### Provided passage:
▶
12. The parameter calculation method of claim 11, wherein the obtaining the verification read voltage according to the transistors comprises obtaining a voltage set according to the plurality of transistors, the voltage set comprising a plurality of threshold voltages, and the plurality of threshold voltages comprising threshold voltages corresponding to the plurality of transistors at a plurality of different programming times.

13. The parameter calculation method of claim 11, wherein the obtaining the verification read voltage according to the transistors comprises obtaining the verification read voltage according to the voltage set.

14. The parameter calculation method of claim 13, wherein a magnitude of the verification read voltage is between a first threshold voltage and a second threshold voltage, the first threshold voltage is a threshold voltage corresponding to the plurality of transistors at first programming times; the first programming times belongs to programming times corresponding to the first product stage, the second threshold voltage is a threshold voltage corresponding to the plurality of transistors at second programming times, and the second programming times belongs to programming times corresponding to the second product stage.

15. The parameter calculation method of claim 11, wherein the plurality of transistors are program selection transistors or dummy memory transistors.

16. A memory comprising:

a register storing a plurality of entries;

a plurality of transistors;

a plurality of memory cells corresponding to the plurality of transistors;

a drive circuit configured to output a verification read voltage to the plurality of transistors, the verification read voltage to turn on and read the plurality of transistors;

a program verification circuit configured to output a plurality of indication signals to a control circuit, the plurality of indication signals to indicate a read failure count corresponding to the plurality of transistors, values of the read failure count corresponding to different product stages of the plurality of memory cells, and the product stages being associated with data processing times of the plurality of memory cells; and

the control circuit configured to select a destination entry from a plurality of entries in the register according to a value of the read failure count, the entries to record processing parameters for data processing of the plurality of memory cells, and the processing parameters comprising an offset voltage value.
◀
### Data under study:
▶
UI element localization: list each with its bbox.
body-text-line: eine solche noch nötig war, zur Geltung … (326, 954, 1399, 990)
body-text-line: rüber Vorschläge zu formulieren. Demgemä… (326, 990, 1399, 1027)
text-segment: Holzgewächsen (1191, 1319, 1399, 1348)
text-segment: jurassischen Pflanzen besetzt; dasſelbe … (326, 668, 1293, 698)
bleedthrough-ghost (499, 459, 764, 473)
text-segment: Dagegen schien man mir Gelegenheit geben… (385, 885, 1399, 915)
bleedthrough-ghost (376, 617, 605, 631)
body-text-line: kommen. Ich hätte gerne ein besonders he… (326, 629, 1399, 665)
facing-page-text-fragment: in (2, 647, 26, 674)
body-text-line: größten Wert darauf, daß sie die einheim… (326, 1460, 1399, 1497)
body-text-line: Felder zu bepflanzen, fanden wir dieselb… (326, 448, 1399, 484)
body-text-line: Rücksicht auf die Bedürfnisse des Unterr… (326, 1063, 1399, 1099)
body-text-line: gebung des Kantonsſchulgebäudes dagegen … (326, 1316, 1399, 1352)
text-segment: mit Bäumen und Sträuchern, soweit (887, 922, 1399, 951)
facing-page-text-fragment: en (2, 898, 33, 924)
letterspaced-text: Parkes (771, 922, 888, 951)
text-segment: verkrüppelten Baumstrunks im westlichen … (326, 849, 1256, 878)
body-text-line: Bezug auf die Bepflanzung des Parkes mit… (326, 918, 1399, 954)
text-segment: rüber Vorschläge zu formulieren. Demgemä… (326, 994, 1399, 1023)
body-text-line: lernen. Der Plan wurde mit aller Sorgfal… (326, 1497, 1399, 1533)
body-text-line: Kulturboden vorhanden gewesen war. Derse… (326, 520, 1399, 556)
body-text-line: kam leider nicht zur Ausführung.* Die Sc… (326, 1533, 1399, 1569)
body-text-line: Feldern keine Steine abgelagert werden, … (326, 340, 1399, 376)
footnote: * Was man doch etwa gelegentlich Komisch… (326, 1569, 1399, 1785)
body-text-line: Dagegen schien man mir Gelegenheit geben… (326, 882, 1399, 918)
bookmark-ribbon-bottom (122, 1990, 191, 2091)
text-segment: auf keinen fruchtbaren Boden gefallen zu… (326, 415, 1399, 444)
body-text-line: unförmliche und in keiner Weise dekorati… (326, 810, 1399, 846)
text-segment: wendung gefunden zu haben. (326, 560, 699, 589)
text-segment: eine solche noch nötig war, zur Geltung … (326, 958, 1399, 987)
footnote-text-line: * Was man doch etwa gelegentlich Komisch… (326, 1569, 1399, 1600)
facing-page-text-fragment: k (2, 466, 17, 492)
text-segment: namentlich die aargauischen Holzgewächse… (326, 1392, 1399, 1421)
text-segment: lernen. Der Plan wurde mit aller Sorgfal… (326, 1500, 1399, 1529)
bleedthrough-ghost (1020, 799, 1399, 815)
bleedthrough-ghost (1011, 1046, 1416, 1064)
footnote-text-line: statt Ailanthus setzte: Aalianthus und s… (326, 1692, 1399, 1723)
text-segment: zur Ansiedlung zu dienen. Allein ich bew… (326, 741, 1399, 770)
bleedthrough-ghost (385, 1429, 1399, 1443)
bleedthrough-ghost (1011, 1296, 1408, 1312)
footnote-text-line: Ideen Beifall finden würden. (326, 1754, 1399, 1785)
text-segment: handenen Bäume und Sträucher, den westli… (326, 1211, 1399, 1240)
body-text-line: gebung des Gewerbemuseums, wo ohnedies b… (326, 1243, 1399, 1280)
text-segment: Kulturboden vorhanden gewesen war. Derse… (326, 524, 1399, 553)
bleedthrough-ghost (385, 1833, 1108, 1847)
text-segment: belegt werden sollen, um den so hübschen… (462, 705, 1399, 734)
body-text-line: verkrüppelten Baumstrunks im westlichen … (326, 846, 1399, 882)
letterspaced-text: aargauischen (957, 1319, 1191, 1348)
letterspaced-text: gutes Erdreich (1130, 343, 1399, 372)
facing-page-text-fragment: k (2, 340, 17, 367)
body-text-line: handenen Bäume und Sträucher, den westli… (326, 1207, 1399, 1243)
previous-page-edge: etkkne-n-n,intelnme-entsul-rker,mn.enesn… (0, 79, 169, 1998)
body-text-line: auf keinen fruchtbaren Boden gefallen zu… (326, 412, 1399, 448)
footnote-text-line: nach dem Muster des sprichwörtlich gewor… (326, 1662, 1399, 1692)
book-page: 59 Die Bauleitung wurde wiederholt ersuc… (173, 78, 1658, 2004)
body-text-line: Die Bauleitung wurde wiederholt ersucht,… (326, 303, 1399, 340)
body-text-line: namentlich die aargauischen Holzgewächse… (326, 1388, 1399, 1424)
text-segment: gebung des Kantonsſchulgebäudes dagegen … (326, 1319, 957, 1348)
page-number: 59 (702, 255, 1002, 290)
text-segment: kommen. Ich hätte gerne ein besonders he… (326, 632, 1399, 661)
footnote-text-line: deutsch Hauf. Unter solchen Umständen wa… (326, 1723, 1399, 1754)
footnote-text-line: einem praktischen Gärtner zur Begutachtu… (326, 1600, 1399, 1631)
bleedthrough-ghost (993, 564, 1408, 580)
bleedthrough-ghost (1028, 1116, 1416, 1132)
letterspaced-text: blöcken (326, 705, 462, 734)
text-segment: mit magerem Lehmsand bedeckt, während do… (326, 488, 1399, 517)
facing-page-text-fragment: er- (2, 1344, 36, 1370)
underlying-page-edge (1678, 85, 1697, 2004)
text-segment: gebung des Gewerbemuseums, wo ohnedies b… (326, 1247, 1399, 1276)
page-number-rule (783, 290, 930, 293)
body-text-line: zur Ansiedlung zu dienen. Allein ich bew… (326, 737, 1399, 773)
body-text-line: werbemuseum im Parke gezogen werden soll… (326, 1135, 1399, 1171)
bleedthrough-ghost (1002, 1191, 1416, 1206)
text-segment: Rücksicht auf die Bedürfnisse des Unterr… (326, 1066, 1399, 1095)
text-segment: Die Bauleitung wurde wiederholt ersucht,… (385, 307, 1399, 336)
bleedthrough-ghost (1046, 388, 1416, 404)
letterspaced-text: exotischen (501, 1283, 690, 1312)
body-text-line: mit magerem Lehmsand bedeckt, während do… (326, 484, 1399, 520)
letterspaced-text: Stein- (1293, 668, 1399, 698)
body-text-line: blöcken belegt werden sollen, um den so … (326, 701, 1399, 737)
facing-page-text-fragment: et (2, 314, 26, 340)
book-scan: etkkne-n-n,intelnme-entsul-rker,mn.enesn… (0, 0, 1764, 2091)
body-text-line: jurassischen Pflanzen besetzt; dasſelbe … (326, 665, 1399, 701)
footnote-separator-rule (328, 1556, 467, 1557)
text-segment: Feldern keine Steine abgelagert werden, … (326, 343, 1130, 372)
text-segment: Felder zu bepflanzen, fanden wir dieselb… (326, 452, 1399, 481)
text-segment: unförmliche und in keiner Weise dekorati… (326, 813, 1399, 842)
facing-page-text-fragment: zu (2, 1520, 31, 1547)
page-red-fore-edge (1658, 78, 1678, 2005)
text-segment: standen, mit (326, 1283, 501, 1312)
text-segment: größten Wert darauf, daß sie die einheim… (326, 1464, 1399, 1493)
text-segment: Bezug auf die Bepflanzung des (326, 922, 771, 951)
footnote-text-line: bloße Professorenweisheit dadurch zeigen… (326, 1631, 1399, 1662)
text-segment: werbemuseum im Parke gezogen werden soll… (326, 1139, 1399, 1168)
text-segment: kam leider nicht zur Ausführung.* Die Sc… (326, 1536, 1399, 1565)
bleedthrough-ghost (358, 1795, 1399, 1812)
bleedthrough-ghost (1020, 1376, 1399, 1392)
◀
### Your tasks:
**1.** From the patent claims, quote the passage that opens with the words containing "14. The parameter" and closes with "second product stage.".
**2.** Continue the patent claims on the memory and its transistors, starting after their final sentence.
The records stand apart from the patent claims.

### Exercise responses:
**1.**
14. The parameter calculation method of claim 13, wherein a magnitude of the verification read voltage is between a first threshold voltage and a second threshold voltage, the first threshold voltage is a threshold voltage corresponding to the plurality of transistors at first programming times; the first programming times belongs to programming times corresponding to the first product stage, the second threshold voltage is a threshold voltage corresponding to the plurality of transistors at second programming times, and the second programming times belongs to programming times corresponding to the second product stage.

**2.**
17. The memory of claim 16, wherein the control circuit is further configured to, if the read failure count is less than or equal to a value, select a first destination entry from the plurality of entries, the first destination entry corresponding to a first product stage of the plurality of memory cells.

18. The memory of claim 16, wherein the control circuit is further configured to, if the read failure count is greater than the value, select a second destination entry from the plurality of entries, the second destination entry corresponding to a second product stage of the plurality of memory cells.

19. The memory of claim 17, wherein the offset voltage value comprises at least one of a program offset voltage value or a read offset voltage value, the processing parameters further comprise at least one of a program start voltage value or a verify start voltage value; the control circuit is further configured to control the drive circuit to output at least one of a plurality of program voltages or a plurality of verification read voltages.

20. The memory of claim 17, wherein the offset voltage value comprises at least one of a program offset voltage value or a read offset voltage value, the processing parameters further comprise at least one of a program start voltage value or a verify start voltage value; the control circuit is further configured to: set a lowest voltage value of the plurality of program voltages as the program start voltage value; and

control a lowest voltage value of the plurality of verification read voltages to be the verify start voltage value for the plurality of verification read voltages with the read offset voltage value as a step unit.